## [What is expected]
Each line of the data that includes the string "text" is to be copied out.
begin Stored records
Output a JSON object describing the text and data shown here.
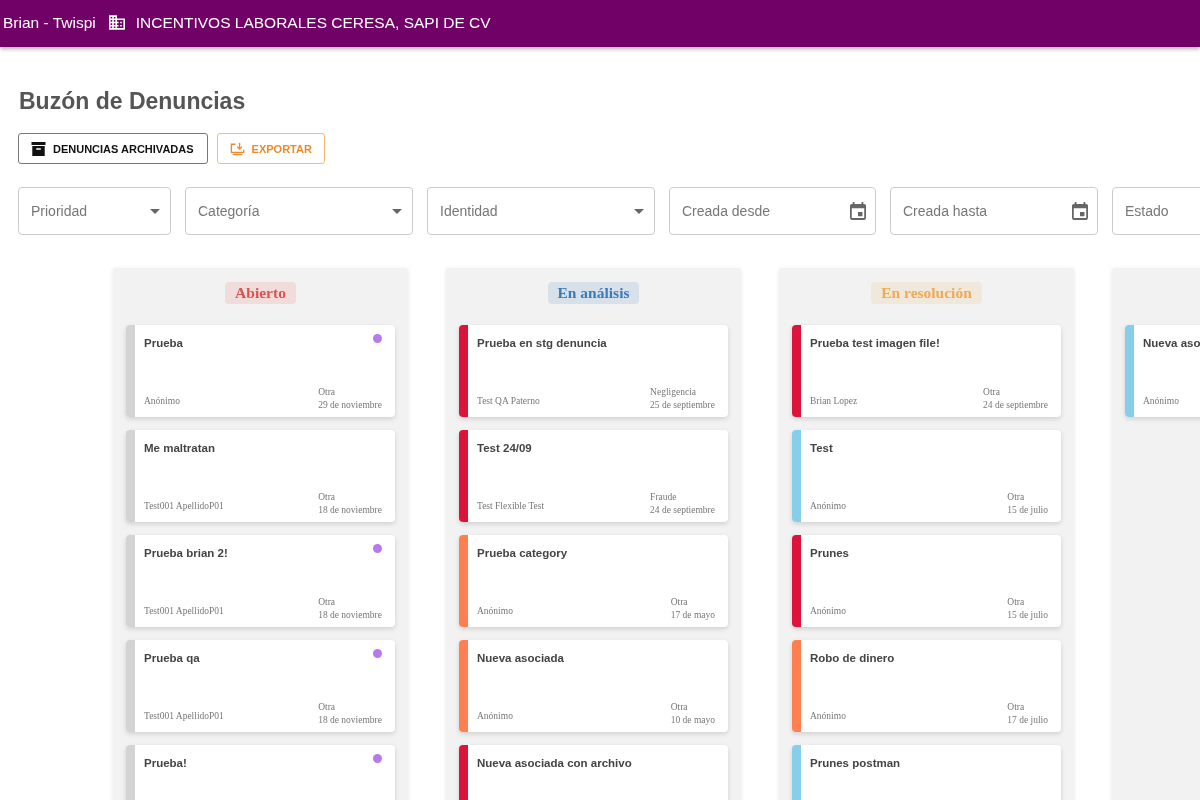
{
  "top_bar": {
    "user": "Brian - Twispi",
    "company": "INCENTIVOS LABORALES CERESA, SAPI DE CV"
  },
  "page_title": "Buzón de Denuncias",
  "actions": [
    {
      "label": "DENUNCIAS ARCHIVADAS",
      "kind": "archive"
    },
    {
      "label": "EXPORTAR",
      "kind": "export"
    }
  ],
  "filters": [
    {
      "placeholder": "Prioridad",
      "kind": "select"
    },
    {
      "placeholder": "Categoría",
      "kind": "select"
    },
    {
      "placeholder": "Identidad",
      "kind": "select"
    },
    {
      "placeholder": "Creada desde",
      "kind": "date"
    },
    {
      "placeholder": "Creada hasta",
      "kind": "date"
    },
    {
      "placeholder": "Estado",
      "kind": "text"
    }
  ],
  "columns": [
    {
      "title": "Abierto",
      "color": "#d9534f",
      "cards": [
        {
          "title": "Prueba",
          "author": "Anónimo",
          "category": "Otra",
          "date": "29 de noviembre",
          "color": "#d3d3d3",
          "unread": true
        },
        {
          "title": "Me maltratan",
          "author": "Test001 ApellidoP01",
          "category": "Otra",
          "date": "18 de noviembre",
          "color": "#d3d3d3",
          "unread": false
        },
        {
          "title": "Prueba brian 2!",
          "author": "Test001 ApellidoP01",
          "category": "Otra",
          "date": "18 de noviembre",
          "color": "#d3d3d3",
          "unread": true
        },
        {
          "title": "Prueba qa",
          "author": "Test001 ApellidoP01",
          "category": "Otra",
          "date": "18 de noviembre",
          "color": "#d3d3d3",
          "unread": true
        },
        {
          "title": "Prueba!",
          "color": "#d3d3d3",
          "unread": true
        }
      ]
    },
    {
      "title": "En análisis",
      "color": "#3a7bb8",
      "cards": [
        {
          "title": "Prueba en stg denuncia",
          "author": "Test QA Paterno",
          "category": "Negligencia",
          "date": "25 de septiembre",
          "color": "#dc143c",
          "unread": false
        },
        {
          "title": "Test 24/09",
          "author": "Test Flexible Test",
          "category": "Fraude",
          "date": "24 de septiembre",
          "color": "#dc143c",
          "unread": false
        },
        {
          "title": "Prueba category",
          "author": "Anónimo",
          "category": "Otra",
          "date": "17 de mayo",
          "color": "#ff7f50",
          "unread": false
        },
        {
          "title": "Nueva asociada",
          "author": "Anónimo",
          "category": "Otra",
          "date": "10 de mayo",
          "color": "#ff7f50",
          "unread": false
        },
        {
          "title": "Nueva asociada con archivo",
          "color": "#dc143c",
          "unread": false
        }
      ]
    },
    {
      "title": "En resolución",
      "color": "#eeaa55",
      "cards": [
        {
          "title": "Prueba test imagen file!",
          "author": "Brian Lopez",
          "category": "Otra",
          "date": "24 de septiembre",
          "color": "#dc143c",
          "unread": false
        },
        {
          "title": "Test",
          "author": "Anónimo",
          "category": "Otra",
          "date": "15 de julio",
          "color": "#87ceeb",
          "unread": false
        },
        {
          "title": "Prunes",
          "author": "Anónimo",
          "category": "Otra",
          "date": "15 de julio",
          "color": "#dc143c",
          "unread": false
        },
        {
          "title": "Robo de dinero",
          "author": "Anónimo",
          "category": "Otra",
          "date": "17 de julio",
          "color": "#ff7f50",
          "unread": false
        },
        {
          "title": "Prunes postman",
          "color": "#87ceeb",
          "unread": false
        }
      ]
    },
    {
      "cards": [
        {
          "title": "Nueva aso",
          "author": "Anónimo",
          "color": "#87ceeb"
        }
      ]
    }
  ]
}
end Stored records
## [Full response]
Output a JSON object describing the text and data shown here.
      "kind": "text"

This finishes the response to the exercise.